WHAT TO PRODUCE: Could you write out every entry exactly as it stands?

Stored records
■ ■ ■ ■ ■ ■ ■
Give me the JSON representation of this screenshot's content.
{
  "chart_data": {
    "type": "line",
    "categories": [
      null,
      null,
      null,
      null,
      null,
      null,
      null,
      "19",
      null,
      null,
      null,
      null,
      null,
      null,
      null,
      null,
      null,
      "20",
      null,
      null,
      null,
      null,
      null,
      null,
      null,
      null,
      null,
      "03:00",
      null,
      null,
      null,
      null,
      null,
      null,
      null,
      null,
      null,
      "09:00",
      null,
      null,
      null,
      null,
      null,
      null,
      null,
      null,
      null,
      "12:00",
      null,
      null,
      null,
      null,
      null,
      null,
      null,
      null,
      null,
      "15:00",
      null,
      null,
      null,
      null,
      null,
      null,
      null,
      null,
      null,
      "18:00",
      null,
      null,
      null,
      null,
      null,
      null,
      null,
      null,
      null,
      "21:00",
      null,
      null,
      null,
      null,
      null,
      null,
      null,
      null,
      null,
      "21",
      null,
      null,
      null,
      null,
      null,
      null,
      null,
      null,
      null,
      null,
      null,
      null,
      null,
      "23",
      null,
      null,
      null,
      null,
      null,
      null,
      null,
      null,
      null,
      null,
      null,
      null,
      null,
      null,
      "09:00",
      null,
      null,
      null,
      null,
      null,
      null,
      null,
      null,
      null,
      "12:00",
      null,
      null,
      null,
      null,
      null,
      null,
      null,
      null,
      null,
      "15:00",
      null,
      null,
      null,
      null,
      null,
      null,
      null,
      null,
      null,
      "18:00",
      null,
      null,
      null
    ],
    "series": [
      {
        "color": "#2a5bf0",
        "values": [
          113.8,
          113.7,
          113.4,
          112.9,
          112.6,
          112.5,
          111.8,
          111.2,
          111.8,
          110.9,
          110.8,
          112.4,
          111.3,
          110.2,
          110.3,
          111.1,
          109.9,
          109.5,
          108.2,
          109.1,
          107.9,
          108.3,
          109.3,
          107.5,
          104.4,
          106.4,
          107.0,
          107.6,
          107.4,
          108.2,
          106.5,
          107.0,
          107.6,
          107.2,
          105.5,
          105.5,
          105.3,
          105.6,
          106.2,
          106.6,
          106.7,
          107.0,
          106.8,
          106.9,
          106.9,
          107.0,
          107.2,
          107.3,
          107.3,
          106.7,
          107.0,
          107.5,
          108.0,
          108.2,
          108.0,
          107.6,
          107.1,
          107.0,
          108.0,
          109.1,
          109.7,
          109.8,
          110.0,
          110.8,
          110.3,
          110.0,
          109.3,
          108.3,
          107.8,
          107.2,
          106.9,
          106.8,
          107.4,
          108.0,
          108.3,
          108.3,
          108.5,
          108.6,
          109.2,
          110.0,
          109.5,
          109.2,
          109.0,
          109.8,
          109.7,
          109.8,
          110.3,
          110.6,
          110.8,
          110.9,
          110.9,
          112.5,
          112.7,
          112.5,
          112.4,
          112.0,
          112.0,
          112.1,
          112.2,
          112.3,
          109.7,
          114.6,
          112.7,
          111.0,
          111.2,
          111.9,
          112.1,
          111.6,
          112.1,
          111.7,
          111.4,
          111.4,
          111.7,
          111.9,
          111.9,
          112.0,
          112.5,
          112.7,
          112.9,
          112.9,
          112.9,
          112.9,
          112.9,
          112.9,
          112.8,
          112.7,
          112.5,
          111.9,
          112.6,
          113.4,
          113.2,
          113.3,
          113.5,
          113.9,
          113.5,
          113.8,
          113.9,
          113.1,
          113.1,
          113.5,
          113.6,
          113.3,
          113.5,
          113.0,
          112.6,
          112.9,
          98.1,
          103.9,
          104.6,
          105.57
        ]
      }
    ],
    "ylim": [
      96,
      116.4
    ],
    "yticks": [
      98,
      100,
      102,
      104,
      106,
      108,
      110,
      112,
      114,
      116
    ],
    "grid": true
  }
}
■ ■ ■ ■ ■ ■ ■
TASK RESULT:
Give me the JSON representation of this screenshot's content.
{
  "chart_data": {
    "type": "line",
    "categories": [
      null,
      null,
      null,
      null,
      null,
      null,
      null,
      "19",
      null,
      null,
      null,
      null,
      null,
      null,
      null,
      null,
      null,
      "20",
      null,
      null,
      null,
      null,
      null,
      null,
      null,
      null,
      null,
      "03:00",
      null,
      null,
      null,
      null,
      null,
      null,
      null,
      null,
      null,
      "09:00",
      null,
      null,
      null,
      null,
      null,
      null,
      null,
      null,
      null,
      "12:00",
      null,
      null,
      null,
      null,
      null,
      null,
      null,
      null,
      null,
      "15:00",
      null,
      null,
      null,
      null,
      null,
      null,
      null,
      null,
      null,
      "18:00",
      null,
      null,
      null,
      null,
      null,
      null,
      null,
      null,
      null,
      "21:00",
      null,
      null,
      null,
      null,
      null,
      null,
      null,
      null,
      null,
      "21",
      null,
      null,
      null,
      null,
      null,
      null,
      null,
      null,
      null,
      null,
      null,
      null,
      null,
      "23",
      null,
      null,
      null,
      null,
      null,
      null,
      null,
      null,
      null,
      null,
      null,
      null,
      null,
      null,
      "09:00",
      null,
      null,
      null,
      null,
      null,
      null,
      null,
      null,
      null,
      "12:00",
      null,
      null,
      null,
      null,
      null,
      null,
      null,
      null,
      null,
      "15:00",
      null,
      null,
      null,
      null,
      null,
      null,
      null,
      null,
      null,
      "18:00",
      null,
      null,
      null
    ],
    "series": [
      {
        "color": "#2a5bf0",
        "values": [
          113.8,
          113.7,
          113.4,
          112.9,
          112.6,
          112.5,
          111.8,
          111.2,
          111.8,
          110.9,
          110.8,
          112.4,
          111.3,
          110.2,
          110.3,
          111.1,
          109.9,
          109.5,
          108.2,
          109.1,
          107.9,
          108.3,
          109.3,
          107.5,
          104.4,
          106.4,
          107.0,
          107.6,
          107.4,
          108.2,
          106.5,
          107.0,
          107.6,
          107.2,
          105.5,
          105.5,
          105.3,
          105.6,
          106.2,
          106.6,
          106.7,
          107.0,
          106.8,
          106.9,
          106.9,
          107.0,
          107.2,
          107.3,
          107.3,
          106.7,
          107.0,
          107.5,
          108.0,
          108.2,
          108.0,
          107.6,
          107.1,
          107.0,
          108.0,
          109.1,
          109.7,
          109.8,
          110.0,
          110.8,
          110.3,
          110.0,
          109.3,
          108.3,
          107.8,
          107.2,
          106.9,
          106.8,
          107.4,
          108.0,
          108.3,
          108.3,
          108.5,
          108.6,
          109.2,
          110.0,
          109.5,
          109.2,
          109.0,
          109.8,
          109.7,
          109.8,
          110.3,
          110.6,
          110.8,
          110.9,
          110.9,
          112.5,
          112.7,
          112.5,
          112.4,
          112.0,
          112.0,
          112.1,
          112.2,
          112.3,
          109.7,
          114.6,
          112.7,
          111.0,
          111.2,
          111.9,
          112.1,
          111.6,
          112.1,
          111.7,
          111.4,
          111.4,
          111.7,
          111.9,
          111.9,
          112.0,
          112.5,
          112.7,
          112.9,
          112.9,
          112.9,
          112.9,
          112.9,
          112.9,
          112.8,
          112.7,
          112.5,
          111.9,
          112.6,
          113.4,
          113.2,
          113.3,
          113.5,
          113.9,
          113.5,
          113.8,
          113.9,
          113.1,
          113.1,
          113.5,
          113.6,
          113.3,
          113.5,
          113.0,
          112.6,
          112.9,
          98.1,
          103.9,
          104.6,
          105.57
        ]
      }
    ],
    "ylim": [
      96,
      116.4
    ],
    "yticks": [
      98,
      100,
      102,
      104,
      106,
      108,
      110,
      112,
      114,
      116
    ],
    "grid": true
  }
}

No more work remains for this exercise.